## BEGIN

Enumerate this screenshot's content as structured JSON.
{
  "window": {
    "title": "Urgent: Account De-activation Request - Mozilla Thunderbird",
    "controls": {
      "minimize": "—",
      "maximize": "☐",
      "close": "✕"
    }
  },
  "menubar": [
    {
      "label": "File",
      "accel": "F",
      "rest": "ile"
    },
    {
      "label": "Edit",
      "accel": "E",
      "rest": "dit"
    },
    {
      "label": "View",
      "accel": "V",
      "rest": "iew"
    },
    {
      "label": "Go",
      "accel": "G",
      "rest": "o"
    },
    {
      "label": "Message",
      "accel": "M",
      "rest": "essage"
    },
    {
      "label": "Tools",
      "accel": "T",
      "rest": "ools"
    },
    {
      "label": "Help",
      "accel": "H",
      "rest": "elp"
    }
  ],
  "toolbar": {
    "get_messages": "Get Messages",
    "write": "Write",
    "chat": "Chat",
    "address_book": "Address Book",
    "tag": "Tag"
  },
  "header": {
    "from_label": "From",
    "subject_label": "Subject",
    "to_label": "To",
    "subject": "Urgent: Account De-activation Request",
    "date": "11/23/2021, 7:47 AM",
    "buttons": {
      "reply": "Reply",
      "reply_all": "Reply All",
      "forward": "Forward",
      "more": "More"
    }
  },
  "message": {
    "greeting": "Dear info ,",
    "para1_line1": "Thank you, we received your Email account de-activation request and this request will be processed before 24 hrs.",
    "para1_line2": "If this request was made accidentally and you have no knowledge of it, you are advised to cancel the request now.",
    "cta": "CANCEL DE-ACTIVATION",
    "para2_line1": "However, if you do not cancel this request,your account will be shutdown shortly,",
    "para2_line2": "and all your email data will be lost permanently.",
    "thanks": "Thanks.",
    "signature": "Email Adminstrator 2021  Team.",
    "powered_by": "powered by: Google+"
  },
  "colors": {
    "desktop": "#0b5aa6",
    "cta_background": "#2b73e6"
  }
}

## END

The lines above form a set of records; determine how many of them contain the string "this" and give that number alone.

FINISHED ANSWER: 4